### DESCRIPTION OF THE TASK
In the records below, find each line containing the word "related" and copy it.

----- MATERIAL SHOWN -----

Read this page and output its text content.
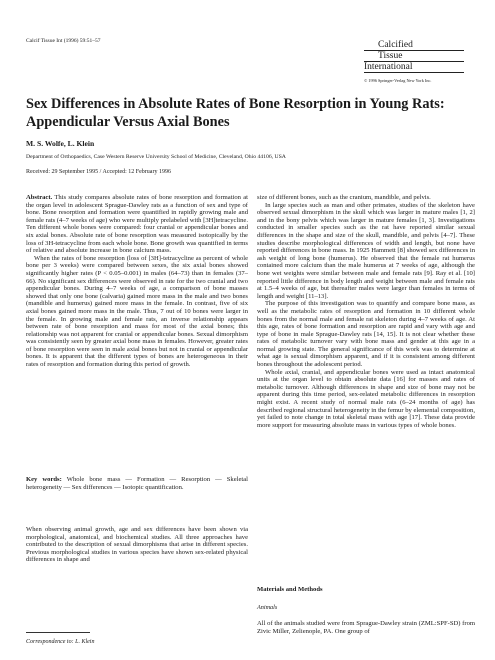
Calcif Tissue Int (1996) 59:51–57	Calcified
Tissue
International
© 1996 Springer-Verlag New York Inc.
Sex Differences in Absolute Rates of Bone Resorption in Young Rats: Appendicular Versus Axial Bones
M. S. Wolfe, L. Klein
Department of Orthopaedics, Case Western Reserve University School of Medicine, Cleveland, Ohio 44106, USA
Received: 29 September 1995 / Accepted: 12 February 1996

Abstract. This study compares absolute rates of bone resorption and formation at the organ level in adolescent Sprague-Dawley rats as a function of sex and type of bone. Bone resorption and formation were quantified in rapidly growing male and female rats (4–7 weeks of age) who were multiply prelabeled with [3H]tetracycline. Ten different whole bones were compared: four cranial or appendicular bones and six axial bones. Absolute rate of bone resorption was measured isotopically by the loss of 3H-tetracycline from each whole bone. Bone growth was quantified in terms of relative and absolute increase in bone calcium mass.

When the rates of bone resorption (loss of [3H]-tetracycline as percent of whole bone per 3 weeks) were compared between sexes, the six axial bones showed significantly higher rates (P < 0.05–0.001) in males (64–73) than in females (37–66). No significant sex differences were observed in rate for the two cranial and two appendicular bones. During 4–7 weeks of age, a comparison of bone masses showed that only one bone (calvaria) gained more mass in the male and two bones (mandible and humerus) gained more mass in the female. In contrast, five of six axial bones gained more mass in the male. Thus, 7 out of 10 bones were larger in the female. In growing male and female rats, an inverse relationship appears between rate of bone resorption and mass for most of the axial bones; this relationship was not apparent for cranial or appendicular bones. Sexual dimorphism was consistently seen by greater axial bone mass in females. However, greater rates of bone resorption were seen in male axial bones but not in cranial or appendicular bones. It is apparent that the different types of bones are heterogeneous in their rates of resorption and formation during this period of growth.

Key words: Whole bone mass — Formation — Resorption — Skeletal heterogeneity — Sex differences — Isotopic quantification.

When observing animal growth, age and sex differences have been shown via morphological, anatomical, and biochemical studies. All three approaches have contributed to the description of sexual dimorphisms that arise in different species. Previous morphological studies in various species have shown sex-related physical differences in shape and

Correspondence to: L. Klein

size of different bones, such as the cranium, mandible, and pelvis.

In large species such as man and other primates, studies of the skeleton have observed sexual dimorphism in the skull which was larger in mature males [1, 2] and in the bony pelvis which was larger in mature females [1, 3]. Investigations conducted in smaller species such as the rat have reported similar sexual differences in the shape and size of the skull, mandible, and pelvis [4–7]. These studies describe morphological differences of width and length, but none have reported differences in bone mass. In 1925 Hammett [8] showed sex differences in ash weight of long bone (humerus). He observed that the female rat humerus contained more calcium than the male humerus at 7 weeks of age, although the bone wet weights were similar between male and female rats [9]. Ray et al. [10] reported little difference in body length and weight between male and female rats at 1.5–4 weeks of age, but thereafter males were larger than females in terms of length and weight [11–13].

The purpose of this investigation was to quantify and compare bone mass, as well as the metabolic rates of resorption and formation in 10 different whole bones from the normal male and female rat skeleton during 4–7 weeks of age. At this age, rates of bone formation and resorption are rapid and vary with age and type of bone in male Sprague-Dawley rats [14, 15]. It is not clear whether these rates of metabolic turnover vary with bone mass and gender at this age in a normal growing state. The general significance of this work was to determine at what age is sexual dimorphism apparent, and if it is consistent among different bones throughout the adolescent period.

Whole axial, cranial, and appendicular bones were used as intact anatomical units at the organ level to obtain absolute data [16] for masses and rates of metabolic turnover. Although differences in shape and size of bone may not be apparent during this time period, sex-related metabolic differences in resorption might exist. A recent study of normal male rats (6–24 months of age) has described regional structural heterogeneity in the femur by elemental composition, yet failed to note change in total skeletal mass with age [17]. These data provide more support for measuring absolute mass in various types of whole bones.

Materials and Methods
Animals

All of the animals studied were from Sprague-Dawley strain (ZML:SPF-SD) from Zivic Miller, Zelienople, PA. One group of
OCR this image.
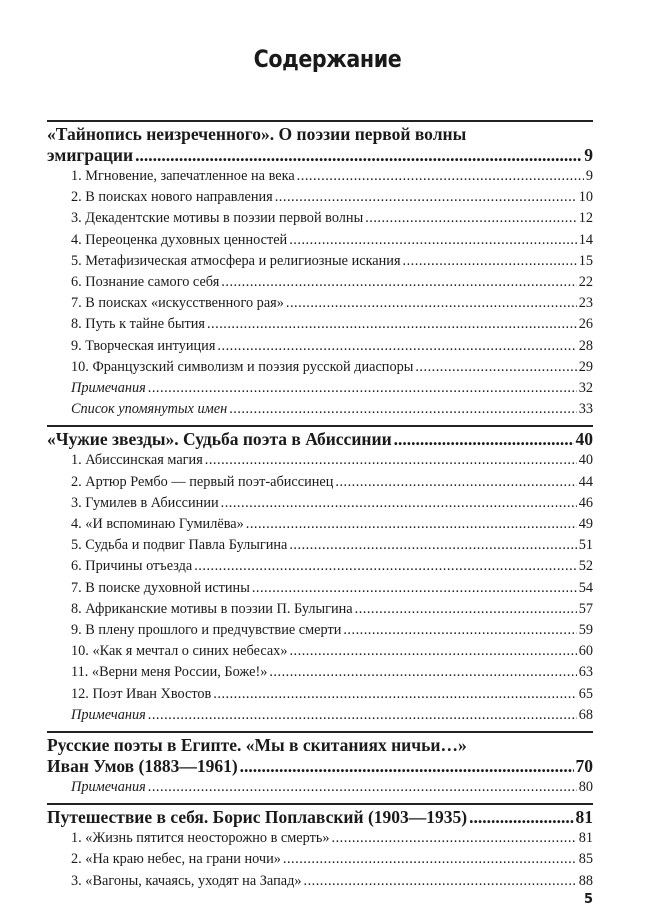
Содержание
«Тайнопись неизреченного». О поэзии первой волны
эмиграции .....	9
1. Мгновение, запечатленное на века .....	9
2. В поисках нового направления .....	10
3. Декадентские мотивы в поэзии первой волны .....	12
4. Переоценка духовных ценностей .....	14
5. Метафизическая атмосфера и религиозные искания .....	15
6. Познание самого себя .....	22
7. В поисках «искусственного рая» .....	23
8. Путь к тайне бытия .....	26
9. Творческая интуиция .....	28
10. Французский символизм и поэзия русской диаспоры .....	29
Примечания .....	32
Список упомянутых имен .....	33
«Чужие звезды». Судьба поэта в Абиссинии .....	40
1. Абиссинская магия .....	40
2. Артюр Рембо — первый поэт-абиссинец .....	44
3. Гумилев в Абиссинии .....	46
4. «И вспоминаю Гумилёва» .....	49
5. Судьба и подвиг Павла Булыгина .....	51
6. Причины отъезда .....	52
7. В поиске духовной истины .....	54
8. Африканские мотивы в поэзии П. Булыгина .....	57
9. В плену прошлого и предчувствие смерти .....	59
10. «Как я мечтал о синих небесах» .....	60
11. «Верни меня России, Боже!» .....	63
12. Поэт Иван Хвостов .....	65
Примечания .....	68
Русские поэты в Египте. «Мы в скитаниях ничьи…»
Иван Умов (1883—1961) .....	70
Примечания .....	80
Путешествие в себя. Борис Поплавский (1903—1935) .....	81
1. «Жизнь пятится неосторожно в смерть» .....	81
2. «На краю небес, на грани ночи» .....	85
3. «Вагоны, качаясь, уходят на Запад» .....	88
5
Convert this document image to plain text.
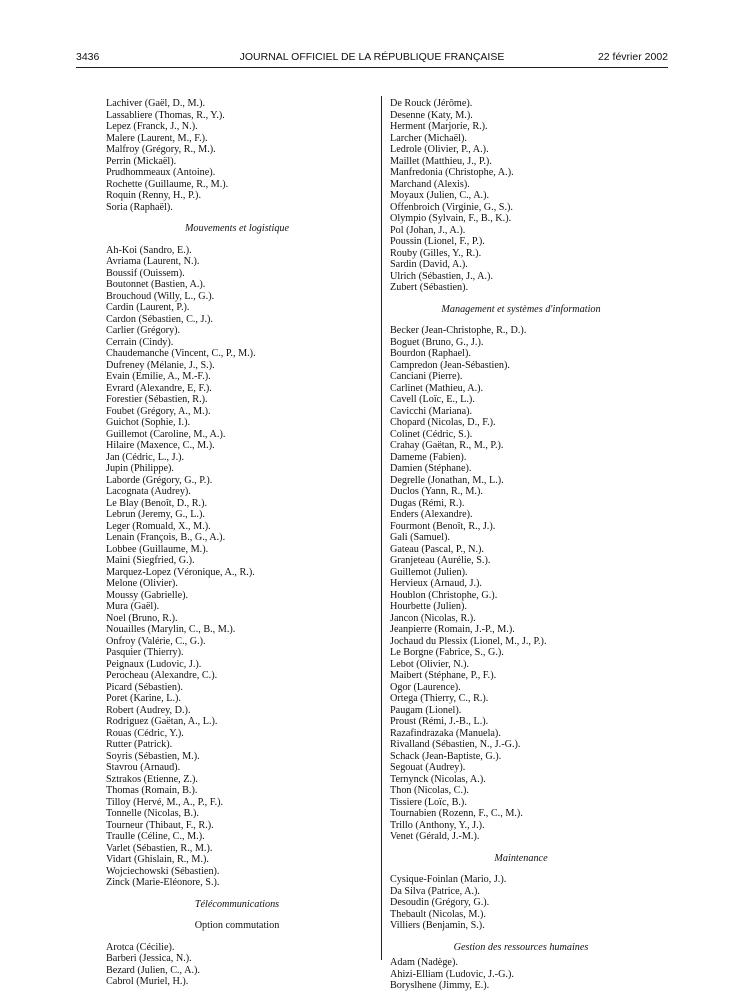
3436	JOURNAL OFFICIEL DE LA RÉPUBLIQUE FRANÇAISE	22 février 2002
Lachiver (Gaël, D., M.).
Lassabliere (Thomas, R., Y.).
Lepez (Franck, J., N.).
Malere (Laurent, M., F.).
Malfroy (Grégory, R., M.).
Perrin (Mickaël).
Prudhommeaux (Antoine).
Rochette (Guillaume, R., M.).
Roquin (Renny, H., P.).
Soria (Raphaël).
Mouvements et logistique
Ah-Koi (Sandro, E.).
Avriama (Laurent, N.).
Boussif (Ouissem).
Boutonnet (Bastien, A.).
Brouchoud (Willy, L., G.).
Cardin (Laurent, P.).
Cardon (Sébastien, C., J.).
Carlier (Grégory).
Cerrain (Cindy).
Chaudemanche (Vincent, C., P., M.).
Dufreney (Mélanie, J., S.).
Evain (Emilie, A., M.-F.).
Evrard (Alexandre, E, F.).
Forestier (Sébastien, R.).
Foubet (Grégory, A., M.).
Guichot (Sophie, I.).
Guillemot (Caroline, M., A.).
Hilaire (Maxence, C., M.).
Jan (Cédric, L., J.).
Jupin (Philippe).
Laborde (Grégory, G., P.).
Lacognata (Audrey).
Le Blay (Benoît, D., R.).
Lebrun (Jeremy, G., L.).
Leger (Romuald, X., M.).
Lenain (François, B., G., A.).
Lobbee (Guillaume, M.).
Maini (Siegfried, G.).
Marquez-Lopez (Véronique, A., R.).
Melone (Olivier).
Moussy (Gabrielle).
Mura (Gaël).
Noel (Bruno, R.).
Nouailles (Marylin, C., B., M.).
Onfroy (Valérie, C., G.).
Pasquier (Thierry).
Peignaux (Ludovic, J.).
Perocheau (Alexandre, C.).
Picard (Sébastien).
Poret (Karine, L.).
Robert (Audrey, D.).
Rodriguez (Gaëtan, A., L.).
Rouas (Cédric, Y.).
Rutter (Patrick).
Soyris (Sébastien, M.).
Stavrou (Arnaud).
Sztrakos (Etienne, Z.).
Thomas (Romain, B.).
Tilloy (Hervé, M., A., P., F.).
Tonnelle (Nicolas, B.).
Tourneur (Thibaut, F., R.).
Traulle (Céline, C., M.).
Varlet (Sébastien, R., M.).
Vidart (Ghislain, R., M.).
Wojciechowski (Sébastien).
Zinck (Marie-Eléonore, S.).
Télécommunications
Option commutation
Arotca (Cécilie).
Barberi (Jessica, N.).
Bezard (Julien, C., A.).
Cabrol (Muriel, H.).
De Rouck (Jérôme).
Desenne (Katy, M.).
Herment (Marjorie, R.).
Larcher (Michaël).
Ledrole (Olivier, P., A.).
Maillet (Matthieu, J., P.).
Manfredonia (Christophe, A.).
Marchand (Alexis).
Moyaux (Julien, C., A.).
Offenbroich (Virginie, G., S.).
Olympio (Sylvain, F., B., K.).
Pol (Johan, J., A.).
Poussin (Lionel, F., P.).
Rouby (Gilles, Y., R.).
Sardin (David, A.).
Ulrich (Sébastien, J., A.).
Zubert (Sébastien).
Management et systèmes d'information
Becker (Jean-Christophe, R., D.).
Boguet (Bruno, G., J.).
Bourdon (Raphael).
Campredon (Jean-Sébastien).
Canciani (Pierre).
Carlinet (Mathieu, A.).
Cavell (Loïc, E., L.).
Cavicchi (Mariana).
Chopard (Nicolas, D., F.).
Colinet (Cédric, S.).
Crahay (Gaëtan, R., M., P.).
Dameme (Fabien).
Damien (Stéphane).
Degrelle (Jonathan, M., L.).
Duclos (Yann, R., M.).
Dugas (Rémi, R.).
Enders (Alexandre).
Fourmont (Benoît, R., J.).
Gali (Samuel).
Gateau (Pascal, P., N.).
Granjeteau (Aurélie, S.).
Guillemot (Julien).
Hervieux (Arnaud, J.).
Houblon (Christophe, G.).
Hourbette (Julien).
Jancon (Nicolas, R.).
Jeanpierre (Romain, J.-P., M.).
Jochaud du Plessix (Lionel, M., J., P.).
Le Borgne (Fabrice, S., G.).
Lebot (Olivier, N.).
Maibert (Stéphane, P., F.).
Ogor (Laurence).
Ortega (Thierry, C., R.).
Paugam (Lionel).
Proust (Rémi, J.-B., L.).
Razafindrazaka (Manuela).
Rivalland (Sébastien, N., J.-G.).
Schack (Jean-Baptiste, G.).
Segouat (Audrey).
Ternynck (Nicolas, A.).
Thon (Nicolas, C.).
Tissiere (Loïc, B.).
Tournabien (Rozenn, F., C., M.).
Trillo (Anthony, Y., J.).
Venet (Gérald, J.-M.).
Maintenance
Cysique-Foinlan (Mario, J.).
Da Silva (Patrice, A.).
Desoudin (Grégory, G.).
Thebault (Nicolas, M.).
Villiers (Benjamin, S.).
Gestion des ressources humaines
Adam (Nadège).
Ahizi-Elliam (Ludovic, J.-G.).
Boryslhene (Jimmy, E.).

-----

### SOLUTION TO THIS EXERCISE
When observing animal growth, age and sex differences have been shown via morphological, anatomical, and biochemical studies. All three approaches have contributed to the description of sexual dimorphisms that arise in different species. Previous morphological studies in various species have shown sex-related physical differences in shape and
Whole axial, cranial, and appendicular bones were used as intact anatomical units at the organ level to obtain absolute data [16] for masses and rates of metabolic turnover. Although differences in shape and size of bone may not be apparent during this time period, sex-related metabolic differences in resorption might exist. A recent study of normal male rats (6–24 months of age) has described regional structural heterogeneity in the femur by elemental composition, yet failed to note change in total skeletal mass with age [17]. These data provide more support for measuring absolute mass in various types of whole bones.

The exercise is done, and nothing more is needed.